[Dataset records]

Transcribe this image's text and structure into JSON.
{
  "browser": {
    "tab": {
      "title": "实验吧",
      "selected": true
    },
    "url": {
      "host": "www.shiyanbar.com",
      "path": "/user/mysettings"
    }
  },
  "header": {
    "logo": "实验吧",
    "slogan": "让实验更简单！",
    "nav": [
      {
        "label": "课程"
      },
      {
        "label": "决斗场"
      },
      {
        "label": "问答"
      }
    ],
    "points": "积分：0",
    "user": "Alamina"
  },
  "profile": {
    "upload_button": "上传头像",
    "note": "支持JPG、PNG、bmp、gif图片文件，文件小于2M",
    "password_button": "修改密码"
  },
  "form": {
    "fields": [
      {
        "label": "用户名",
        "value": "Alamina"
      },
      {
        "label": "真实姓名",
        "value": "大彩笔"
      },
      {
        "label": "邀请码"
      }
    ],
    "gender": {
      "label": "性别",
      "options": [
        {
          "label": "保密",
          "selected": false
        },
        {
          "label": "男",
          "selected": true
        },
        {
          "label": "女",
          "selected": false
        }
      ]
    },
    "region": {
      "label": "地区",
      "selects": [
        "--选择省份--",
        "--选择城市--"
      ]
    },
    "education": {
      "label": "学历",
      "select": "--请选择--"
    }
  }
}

*Problem to work on:*
Quote each line of the data above exactly as written.

*Solved exercise:*
Transcribe this image's text and structure into JSON.
{
  "browser": {
    "tab": {
      "title": "实验吧",
      "selected": true
    },
    "url": {
      "host": "www.shiyanbar.com",
      "path": "/user/mysettings"
    }
  },
  "header": {
    "logo": "实验吧",
    "slogan": "让实验更简单！",
    "nav": [
      {
        "label": "课程"
      },
      {
        "label": "决斗场"
      },
      {
        "label": "问答"
      }
    ],
    "points": "积分：0",
    "user": "Alamina"
  },
  "profile": {
    "upload_button": "上传头像",
    "note": "支持JPG、PNG、bmp、gif图片文件，文件小于2M",
    "password_button": "修改密码"
  },
  "form": {
    "fields": [
      {
        "label": "用户名",
        "value": "Alamina"
      },
      {
        "label": "真实姓名",
        "value": "大彩笔"
      },
      {
        "label": "邀请码"
      }
    ],
    "gender": {
      "label": "性别",
      "options": [
        {
          "label": "保密",
          "selected": false
        },
        {
          "label": "男",
          "selected": true
        },
        {
          "label": "女",
          "selected": false
        }
      ]
    },
    "region": {
      "label": "地区",
      "selects": [
        "--选择省份--",
        "--选择城市--"
      ]
    },
    "education": {
      "label": "学历",
      "select": "--请选择--"
    }
  }
}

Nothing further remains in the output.